### Exercise instructions
Pick out every line with the word "Тебе" and copy it.

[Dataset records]
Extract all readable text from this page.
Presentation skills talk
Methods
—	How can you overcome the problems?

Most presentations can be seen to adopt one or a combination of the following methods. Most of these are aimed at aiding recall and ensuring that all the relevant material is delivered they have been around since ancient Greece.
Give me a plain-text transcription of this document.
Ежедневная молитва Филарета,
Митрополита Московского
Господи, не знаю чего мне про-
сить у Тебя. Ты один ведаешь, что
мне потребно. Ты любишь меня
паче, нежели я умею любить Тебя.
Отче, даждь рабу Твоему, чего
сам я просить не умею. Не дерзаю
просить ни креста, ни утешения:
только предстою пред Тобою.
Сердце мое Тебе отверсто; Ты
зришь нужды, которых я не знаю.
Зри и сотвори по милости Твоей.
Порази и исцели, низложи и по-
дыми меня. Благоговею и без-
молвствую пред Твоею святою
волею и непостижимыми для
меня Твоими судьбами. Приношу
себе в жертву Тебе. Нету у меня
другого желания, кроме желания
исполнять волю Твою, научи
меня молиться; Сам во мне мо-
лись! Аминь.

### Result
Сердце мое Тебе отверсто; Ты
себе в жертву Тебе. Нету у меня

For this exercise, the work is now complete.